Top of EXCERPTED DATA

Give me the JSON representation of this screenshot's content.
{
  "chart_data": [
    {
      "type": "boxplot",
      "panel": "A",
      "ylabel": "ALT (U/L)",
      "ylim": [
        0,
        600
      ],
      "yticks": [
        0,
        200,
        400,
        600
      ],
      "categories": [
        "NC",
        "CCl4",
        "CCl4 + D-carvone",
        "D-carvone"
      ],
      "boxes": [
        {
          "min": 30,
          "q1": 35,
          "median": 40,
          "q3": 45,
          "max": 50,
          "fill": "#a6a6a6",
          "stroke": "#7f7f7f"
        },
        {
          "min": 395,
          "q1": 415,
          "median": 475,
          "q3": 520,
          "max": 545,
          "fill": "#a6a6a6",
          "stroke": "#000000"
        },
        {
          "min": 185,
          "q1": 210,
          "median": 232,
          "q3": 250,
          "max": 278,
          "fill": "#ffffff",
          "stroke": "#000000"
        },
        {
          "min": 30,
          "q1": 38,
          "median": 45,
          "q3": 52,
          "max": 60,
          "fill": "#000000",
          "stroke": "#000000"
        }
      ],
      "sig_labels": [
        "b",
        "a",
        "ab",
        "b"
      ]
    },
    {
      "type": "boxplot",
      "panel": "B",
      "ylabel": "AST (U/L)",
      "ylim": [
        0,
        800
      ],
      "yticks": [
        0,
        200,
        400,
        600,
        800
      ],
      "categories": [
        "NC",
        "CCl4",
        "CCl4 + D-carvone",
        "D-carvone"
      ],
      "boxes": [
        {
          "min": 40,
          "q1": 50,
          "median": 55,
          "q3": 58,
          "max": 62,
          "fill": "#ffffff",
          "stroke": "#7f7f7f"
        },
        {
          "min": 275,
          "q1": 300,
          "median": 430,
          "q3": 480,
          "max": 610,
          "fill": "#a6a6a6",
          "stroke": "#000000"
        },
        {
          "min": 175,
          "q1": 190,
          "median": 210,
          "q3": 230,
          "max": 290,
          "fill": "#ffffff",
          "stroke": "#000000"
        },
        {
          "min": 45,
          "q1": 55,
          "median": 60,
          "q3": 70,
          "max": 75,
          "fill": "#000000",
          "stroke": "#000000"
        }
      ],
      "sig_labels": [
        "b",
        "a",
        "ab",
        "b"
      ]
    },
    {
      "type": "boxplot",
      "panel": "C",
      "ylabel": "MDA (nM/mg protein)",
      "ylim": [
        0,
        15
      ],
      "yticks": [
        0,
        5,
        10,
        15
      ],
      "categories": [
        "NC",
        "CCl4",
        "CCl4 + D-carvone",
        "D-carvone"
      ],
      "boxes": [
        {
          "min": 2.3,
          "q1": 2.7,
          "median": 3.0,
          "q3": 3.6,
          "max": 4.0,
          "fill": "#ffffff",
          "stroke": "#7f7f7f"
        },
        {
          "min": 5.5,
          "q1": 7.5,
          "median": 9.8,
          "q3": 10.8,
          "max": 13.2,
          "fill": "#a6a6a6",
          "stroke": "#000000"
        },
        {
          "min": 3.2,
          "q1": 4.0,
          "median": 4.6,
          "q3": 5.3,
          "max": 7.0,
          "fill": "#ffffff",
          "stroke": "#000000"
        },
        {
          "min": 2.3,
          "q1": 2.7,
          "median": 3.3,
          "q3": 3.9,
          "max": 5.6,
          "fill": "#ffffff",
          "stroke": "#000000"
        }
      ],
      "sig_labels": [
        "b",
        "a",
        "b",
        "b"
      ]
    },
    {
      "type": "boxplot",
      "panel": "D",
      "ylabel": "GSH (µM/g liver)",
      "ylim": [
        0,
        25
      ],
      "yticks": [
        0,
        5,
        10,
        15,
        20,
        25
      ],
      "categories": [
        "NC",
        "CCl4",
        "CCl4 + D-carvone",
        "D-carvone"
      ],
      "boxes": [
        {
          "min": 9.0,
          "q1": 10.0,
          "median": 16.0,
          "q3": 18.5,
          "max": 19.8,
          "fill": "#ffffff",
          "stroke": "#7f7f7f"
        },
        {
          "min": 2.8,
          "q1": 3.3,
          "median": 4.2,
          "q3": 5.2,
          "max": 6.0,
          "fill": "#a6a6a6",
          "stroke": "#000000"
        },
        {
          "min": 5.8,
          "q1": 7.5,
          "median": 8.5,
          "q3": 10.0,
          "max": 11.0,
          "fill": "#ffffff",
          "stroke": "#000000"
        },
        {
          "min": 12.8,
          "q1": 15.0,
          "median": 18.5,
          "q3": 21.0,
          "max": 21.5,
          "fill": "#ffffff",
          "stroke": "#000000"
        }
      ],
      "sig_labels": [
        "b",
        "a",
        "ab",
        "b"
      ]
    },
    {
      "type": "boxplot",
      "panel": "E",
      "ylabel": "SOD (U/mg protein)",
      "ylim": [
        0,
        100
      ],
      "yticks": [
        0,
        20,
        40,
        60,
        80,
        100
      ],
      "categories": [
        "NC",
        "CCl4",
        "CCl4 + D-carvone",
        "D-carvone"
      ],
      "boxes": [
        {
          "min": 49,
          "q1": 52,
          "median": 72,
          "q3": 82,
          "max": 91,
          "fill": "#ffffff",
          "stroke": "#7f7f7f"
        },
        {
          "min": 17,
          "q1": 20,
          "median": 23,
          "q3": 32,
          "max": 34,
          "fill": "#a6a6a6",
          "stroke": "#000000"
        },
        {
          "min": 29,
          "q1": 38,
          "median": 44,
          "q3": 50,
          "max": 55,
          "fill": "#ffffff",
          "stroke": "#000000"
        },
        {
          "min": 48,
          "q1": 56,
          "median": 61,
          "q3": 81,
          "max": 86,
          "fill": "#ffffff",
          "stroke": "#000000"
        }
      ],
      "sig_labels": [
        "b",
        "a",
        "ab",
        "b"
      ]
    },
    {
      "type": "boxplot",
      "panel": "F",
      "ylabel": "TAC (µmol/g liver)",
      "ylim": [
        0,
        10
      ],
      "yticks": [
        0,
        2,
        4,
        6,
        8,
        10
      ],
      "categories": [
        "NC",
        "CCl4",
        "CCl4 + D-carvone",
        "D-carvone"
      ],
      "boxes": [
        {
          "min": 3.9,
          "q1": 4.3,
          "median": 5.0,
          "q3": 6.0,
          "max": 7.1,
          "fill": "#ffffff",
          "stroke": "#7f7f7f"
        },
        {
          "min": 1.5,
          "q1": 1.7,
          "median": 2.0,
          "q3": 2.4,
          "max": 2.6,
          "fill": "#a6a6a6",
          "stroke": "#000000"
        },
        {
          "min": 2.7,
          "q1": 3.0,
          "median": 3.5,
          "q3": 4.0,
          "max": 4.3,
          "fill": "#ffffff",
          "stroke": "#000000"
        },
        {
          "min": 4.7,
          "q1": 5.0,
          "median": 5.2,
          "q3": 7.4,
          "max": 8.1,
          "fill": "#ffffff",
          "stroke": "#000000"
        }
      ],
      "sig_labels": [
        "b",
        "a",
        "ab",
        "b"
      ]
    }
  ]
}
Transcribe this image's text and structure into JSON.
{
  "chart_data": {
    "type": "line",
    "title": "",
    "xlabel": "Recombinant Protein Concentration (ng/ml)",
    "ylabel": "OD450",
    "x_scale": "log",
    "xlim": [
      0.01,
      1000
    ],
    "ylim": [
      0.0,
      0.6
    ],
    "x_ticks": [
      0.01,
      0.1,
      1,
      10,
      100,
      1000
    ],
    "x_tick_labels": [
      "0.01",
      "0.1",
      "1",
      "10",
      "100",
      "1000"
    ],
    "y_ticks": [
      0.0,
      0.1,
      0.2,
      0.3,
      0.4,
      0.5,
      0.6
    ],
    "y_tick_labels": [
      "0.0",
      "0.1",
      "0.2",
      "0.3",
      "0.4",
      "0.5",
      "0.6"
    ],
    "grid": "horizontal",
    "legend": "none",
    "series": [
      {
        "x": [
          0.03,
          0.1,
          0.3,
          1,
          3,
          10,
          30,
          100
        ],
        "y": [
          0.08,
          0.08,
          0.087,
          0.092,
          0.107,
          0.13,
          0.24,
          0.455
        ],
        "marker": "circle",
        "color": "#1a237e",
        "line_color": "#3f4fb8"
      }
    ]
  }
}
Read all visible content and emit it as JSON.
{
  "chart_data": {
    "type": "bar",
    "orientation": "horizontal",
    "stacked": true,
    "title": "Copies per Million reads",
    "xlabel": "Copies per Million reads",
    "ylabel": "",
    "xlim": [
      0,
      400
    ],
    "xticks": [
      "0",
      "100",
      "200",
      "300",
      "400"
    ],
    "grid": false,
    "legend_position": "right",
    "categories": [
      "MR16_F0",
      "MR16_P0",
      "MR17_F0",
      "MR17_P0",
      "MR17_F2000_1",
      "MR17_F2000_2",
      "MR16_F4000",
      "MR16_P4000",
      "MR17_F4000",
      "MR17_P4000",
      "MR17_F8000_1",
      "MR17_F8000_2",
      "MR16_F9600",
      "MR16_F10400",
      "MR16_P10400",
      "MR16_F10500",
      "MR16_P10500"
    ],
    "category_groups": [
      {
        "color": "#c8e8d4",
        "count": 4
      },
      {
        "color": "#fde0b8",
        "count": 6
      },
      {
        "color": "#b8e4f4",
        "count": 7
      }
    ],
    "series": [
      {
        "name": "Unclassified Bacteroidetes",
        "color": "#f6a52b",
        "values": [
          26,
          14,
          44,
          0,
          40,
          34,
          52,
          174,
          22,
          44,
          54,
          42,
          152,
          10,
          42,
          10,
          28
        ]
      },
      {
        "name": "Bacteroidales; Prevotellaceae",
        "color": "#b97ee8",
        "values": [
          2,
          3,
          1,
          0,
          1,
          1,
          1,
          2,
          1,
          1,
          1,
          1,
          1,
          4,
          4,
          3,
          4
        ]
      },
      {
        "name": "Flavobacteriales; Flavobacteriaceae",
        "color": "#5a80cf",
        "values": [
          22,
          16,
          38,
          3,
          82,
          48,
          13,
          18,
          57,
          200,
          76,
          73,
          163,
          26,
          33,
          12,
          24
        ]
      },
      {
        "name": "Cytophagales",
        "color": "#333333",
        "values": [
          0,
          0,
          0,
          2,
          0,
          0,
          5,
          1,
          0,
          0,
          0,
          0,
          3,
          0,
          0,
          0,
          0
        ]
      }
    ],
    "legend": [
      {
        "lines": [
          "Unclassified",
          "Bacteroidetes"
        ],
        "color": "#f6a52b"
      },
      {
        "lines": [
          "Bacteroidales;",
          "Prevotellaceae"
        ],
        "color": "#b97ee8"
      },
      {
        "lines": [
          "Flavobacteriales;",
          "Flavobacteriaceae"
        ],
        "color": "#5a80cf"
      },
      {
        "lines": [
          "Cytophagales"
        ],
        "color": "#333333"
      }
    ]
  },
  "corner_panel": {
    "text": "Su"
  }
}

Bottom of EXCERPTED DATA

## TASK DIRECTIONS
Using the records above, count how many lines include the word "horizontal", and reply only with that figure.

## ANSWER SPACE
2